→ Short task
Find the string "Settings" in the records. Copy every line it appears in.

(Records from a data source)
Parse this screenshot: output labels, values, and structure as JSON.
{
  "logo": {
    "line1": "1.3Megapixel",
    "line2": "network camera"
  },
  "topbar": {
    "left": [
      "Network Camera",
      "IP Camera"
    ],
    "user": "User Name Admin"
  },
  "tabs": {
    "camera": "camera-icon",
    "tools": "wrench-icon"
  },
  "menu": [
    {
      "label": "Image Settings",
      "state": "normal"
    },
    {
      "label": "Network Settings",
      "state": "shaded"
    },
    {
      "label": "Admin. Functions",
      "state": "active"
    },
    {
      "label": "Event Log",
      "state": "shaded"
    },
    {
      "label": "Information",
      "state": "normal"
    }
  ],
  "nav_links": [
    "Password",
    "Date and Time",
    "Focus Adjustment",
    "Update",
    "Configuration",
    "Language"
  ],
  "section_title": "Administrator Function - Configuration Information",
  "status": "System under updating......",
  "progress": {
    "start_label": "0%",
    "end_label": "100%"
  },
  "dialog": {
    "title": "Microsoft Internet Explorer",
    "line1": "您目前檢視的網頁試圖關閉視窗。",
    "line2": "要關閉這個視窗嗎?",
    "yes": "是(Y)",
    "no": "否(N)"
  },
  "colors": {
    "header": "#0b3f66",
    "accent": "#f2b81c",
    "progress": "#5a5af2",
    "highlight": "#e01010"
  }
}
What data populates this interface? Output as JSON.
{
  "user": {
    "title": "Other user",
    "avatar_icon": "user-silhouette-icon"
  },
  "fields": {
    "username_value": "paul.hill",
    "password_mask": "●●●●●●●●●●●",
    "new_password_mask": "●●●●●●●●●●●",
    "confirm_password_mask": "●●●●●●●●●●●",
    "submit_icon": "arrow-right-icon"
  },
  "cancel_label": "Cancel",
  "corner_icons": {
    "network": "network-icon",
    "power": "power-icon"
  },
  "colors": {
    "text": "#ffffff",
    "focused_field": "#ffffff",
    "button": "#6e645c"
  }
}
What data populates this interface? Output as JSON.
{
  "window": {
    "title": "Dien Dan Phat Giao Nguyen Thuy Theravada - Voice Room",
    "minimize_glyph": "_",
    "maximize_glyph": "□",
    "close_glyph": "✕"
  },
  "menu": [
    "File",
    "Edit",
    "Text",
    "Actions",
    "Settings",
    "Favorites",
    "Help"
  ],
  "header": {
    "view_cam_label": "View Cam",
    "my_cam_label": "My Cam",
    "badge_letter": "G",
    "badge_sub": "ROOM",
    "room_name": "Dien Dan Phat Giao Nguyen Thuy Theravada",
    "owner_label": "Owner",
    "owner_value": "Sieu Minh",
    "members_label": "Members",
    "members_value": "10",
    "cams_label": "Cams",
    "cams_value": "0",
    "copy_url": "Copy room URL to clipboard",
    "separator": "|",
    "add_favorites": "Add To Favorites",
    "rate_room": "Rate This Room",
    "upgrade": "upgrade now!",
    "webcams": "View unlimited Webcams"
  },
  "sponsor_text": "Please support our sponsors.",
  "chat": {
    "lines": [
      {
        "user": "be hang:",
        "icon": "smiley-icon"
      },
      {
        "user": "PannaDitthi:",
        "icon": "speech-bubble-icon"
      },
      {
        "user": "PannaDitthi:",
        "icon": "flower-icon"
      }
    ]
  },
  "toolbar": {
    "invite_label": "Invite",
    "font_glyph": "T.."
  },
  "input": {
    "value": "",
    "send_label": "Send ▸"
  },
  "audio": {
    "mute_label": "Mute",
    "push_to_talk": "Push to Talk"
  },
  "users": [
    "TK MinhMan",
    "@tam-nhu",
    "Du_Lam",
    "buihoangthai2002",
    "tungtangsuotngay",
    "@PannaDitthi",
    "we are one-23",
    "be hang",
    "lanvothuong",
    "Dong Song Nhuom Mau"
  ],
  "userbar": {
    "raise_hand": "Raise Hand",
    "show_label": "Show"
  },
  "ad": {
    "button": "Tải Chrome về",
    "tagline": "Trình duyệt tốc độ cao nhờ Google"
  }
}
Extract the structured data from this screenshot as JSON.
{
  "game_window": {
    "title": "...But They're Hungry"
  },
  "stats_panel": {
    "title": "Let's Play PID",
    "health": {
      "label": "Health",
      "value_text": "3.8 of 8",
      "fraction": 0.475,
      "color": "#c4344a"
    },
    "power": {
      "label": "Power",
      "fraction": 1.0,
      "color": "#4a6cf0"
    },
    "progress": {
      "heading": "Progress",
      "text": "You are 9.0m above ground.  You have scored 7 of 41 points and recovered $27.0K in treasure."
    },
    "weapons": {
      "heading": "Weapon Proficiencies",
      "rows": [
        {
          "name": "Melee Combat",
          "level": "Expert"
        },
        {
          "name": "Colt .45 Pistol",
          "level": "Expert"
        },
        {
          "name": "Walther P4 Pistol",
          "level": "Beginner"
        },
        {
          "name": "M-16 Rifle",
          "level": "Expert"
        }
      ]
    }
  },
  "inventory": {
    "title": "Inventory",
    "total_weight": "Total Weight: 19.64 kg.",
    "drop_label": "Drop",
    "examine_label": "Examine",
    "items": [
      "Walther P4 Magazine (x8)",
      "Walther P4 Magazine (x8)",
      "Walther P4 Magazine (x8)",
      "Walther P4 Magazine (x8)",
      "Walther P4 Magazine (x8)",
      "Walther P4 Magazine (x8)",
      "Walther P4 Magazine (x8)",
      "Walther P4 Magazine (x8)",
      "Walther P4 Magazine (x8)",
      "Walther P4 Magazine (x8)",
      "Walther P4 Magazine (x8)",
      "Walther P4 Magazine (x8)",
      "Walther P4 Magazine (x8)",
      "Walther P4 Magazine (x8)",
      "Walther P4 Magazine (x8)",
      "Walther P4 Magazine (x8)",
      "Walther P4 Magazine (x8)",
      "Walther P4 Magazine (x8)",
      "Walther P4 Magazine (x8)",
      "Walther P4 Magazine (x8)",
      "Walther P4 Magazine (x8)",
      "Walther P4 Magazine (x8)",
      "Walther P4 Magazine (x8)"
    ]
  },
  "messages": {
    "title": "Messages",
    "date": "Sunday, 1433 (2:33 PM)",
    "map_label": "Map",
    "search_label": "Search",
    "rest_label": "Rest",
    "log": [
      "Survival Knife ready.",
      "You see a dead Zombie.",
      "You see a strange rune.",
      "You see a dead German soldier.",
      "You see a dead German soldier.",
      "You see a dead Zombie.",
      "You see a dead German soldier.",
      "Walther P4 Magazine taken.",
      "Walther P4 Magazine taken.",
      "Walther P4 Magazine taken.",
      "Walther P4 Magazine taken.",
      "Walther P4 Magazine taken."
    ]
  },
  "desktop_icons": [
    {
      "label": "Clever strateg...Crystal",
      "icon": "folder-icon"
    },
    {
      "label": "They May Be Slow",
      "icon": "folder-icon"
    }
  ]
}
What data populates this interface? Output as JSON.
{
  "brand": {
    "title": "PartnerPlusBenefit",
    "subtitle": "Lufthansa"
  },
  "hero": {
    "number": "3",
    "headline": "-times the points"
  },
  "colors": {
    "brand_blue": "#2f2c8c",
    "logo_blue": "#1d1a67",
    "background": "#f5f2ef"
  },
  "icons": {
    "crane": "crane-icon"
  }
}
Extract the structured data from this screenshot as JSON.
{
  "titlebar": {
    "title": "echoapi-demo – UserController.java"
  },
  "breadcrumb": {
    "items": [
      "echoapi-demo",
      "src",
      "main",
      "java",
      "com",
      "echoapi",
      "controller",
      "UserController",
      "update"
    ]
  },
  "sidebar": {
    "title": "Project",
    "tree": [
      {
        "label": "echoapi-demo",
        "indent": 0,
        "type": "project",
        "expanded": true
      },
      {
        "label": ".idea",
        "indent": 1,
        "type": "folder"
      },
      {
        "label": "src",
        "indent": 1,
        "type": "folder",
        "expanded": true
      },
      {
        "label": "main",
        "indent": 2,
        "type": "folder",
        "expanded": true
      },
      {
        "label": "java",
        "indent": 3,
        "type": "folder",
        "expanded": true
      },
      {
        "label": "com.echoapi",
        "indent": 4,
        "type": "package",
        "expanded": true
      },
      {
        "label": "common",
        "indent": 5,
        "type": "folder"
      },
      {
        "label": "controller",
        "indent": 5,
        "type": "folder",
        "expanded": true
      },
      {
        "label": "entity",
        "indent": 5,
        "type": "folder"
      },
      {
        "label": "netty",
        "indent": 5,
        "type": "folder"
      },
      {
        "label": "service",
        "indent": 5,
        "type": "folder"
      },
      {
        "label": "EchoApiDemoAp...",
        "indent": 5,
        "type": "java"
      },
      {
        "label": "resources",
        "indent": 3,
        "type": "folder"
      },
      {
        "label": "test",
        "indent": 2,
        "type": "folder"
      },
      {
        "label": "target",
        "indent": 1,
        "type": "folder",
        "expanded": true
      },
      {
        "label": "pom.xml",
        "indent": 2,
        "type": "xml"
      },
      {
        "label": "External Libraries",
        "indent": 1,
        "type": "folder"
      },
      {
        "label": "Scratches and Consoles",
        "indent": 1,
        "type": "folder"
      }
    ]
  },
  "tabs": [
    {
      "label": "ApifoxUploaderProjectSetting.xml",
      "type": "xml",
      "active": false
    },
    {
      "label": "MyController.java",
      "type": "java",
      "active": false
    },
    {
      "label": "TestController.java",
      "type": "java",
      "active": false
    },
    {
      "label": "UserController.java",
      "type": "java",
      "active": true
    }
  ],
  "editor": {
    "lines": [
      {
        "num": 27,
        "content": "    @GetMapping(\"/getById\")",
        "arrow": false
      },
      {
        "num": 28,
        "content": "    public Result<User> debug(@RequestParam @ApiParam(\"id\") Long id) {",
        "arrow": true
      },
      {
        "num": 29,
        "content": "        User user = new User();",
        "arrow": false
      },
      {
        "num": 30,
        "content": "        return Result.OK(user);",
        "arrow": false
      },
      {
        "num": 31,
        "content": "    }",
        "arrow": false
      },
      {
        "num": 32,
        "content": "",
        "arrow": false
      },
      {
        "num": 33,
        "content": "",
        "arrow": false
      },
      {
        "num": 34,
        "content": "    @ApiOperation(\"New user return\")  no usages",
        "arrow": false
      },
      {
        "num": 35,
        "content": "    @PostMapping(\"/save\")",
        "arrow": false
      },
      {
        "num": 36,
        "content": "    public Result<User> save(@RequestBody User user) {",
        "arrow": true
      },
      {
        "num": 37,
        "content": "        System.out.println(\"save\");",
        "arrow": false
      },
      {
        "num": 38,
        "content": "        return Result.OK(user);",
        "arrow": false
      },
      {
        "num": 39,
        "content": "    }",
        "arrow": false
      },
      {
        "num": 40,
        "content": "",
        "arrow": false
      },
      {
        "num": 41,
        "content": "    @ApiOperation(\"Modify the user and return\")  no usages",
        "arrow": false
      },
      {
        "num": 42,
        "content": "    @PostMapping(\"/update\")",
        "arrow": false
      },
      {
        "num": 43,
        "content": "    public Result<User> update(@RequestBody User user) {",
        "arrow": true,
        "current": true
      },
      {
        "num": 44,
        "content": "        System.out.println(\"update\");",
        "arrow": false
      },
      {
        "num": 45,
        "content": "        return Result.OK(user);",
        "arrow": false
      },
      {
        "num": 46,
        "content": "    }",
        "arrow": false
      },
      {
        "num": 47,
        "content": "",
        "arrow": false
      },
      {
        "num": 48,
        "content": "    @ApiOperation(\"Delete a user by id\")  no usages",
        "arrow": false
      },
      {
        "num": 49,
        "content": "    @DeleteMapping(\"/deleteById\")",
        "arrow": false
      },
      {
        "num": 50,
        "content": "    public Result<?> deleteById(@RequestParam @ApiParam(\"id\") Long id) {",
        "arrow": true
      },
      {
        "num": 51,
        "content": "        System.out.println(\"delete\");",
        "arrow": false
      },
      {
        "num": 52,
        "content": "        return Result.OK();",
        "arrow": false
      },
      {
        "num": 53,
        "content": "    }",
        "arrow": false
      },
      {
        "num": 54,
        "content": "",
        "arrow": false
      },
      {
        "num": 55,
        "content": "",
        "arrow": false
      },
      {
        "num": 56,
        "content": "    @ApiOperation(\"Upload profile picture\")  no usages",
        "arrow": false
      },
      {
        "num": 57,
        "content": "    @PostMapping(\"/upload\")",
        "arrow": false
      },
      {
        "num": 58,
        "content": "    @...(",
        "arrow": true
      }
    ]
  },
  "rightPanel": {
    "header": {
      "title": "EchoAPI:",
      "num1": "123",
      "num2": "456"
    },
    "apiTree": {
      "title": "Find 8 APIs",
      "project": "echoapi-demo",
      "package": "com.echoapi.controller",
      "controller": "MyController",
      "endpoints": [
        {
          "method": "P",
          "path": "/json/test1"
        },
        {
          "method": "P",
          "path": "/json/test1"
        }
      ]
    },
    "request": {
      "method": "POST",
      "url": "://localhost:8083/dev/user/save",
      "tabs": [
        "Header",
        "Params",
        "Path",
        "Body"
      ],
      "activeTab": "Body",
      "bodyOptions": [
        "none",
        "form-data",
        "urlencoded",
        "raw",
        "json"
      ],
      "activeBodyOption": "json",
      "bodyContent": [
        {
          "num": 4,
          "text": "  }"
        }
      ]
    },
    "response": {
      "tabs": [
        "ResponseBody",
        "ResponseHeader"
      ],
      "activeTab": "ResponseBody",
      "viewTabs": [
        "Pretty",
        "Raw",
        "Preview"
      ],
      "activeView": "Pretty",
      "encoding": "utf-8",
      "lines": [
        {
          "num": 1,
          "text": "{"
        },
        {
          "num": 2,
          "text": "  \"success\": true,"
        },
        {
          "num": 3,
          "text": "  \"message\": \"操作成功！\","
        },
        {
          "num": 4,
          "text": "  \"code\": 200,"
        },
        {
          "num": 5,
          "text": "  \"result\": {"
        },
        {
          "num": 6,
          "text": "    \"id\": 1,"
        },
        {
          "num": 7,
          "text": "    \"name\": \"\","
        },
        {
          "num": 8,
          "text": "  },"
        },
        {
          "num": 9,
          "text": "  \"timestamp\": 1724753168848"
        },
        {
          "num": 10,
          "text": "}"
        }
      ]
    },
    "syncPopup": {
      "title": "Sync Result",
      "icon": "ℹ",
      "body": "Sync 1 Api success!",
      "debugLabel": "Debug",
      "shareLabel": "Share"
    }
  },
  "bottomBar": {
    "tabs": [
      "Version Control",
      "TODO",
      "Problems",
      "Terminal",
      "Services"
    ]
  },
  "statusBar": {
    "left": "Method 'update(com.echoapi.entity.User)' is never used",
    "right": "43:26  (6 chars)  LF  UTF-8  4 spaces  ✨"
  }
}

→ Reply to the task
      "label": "Image Settings",
      "label": "Network Settings",
    "Settings",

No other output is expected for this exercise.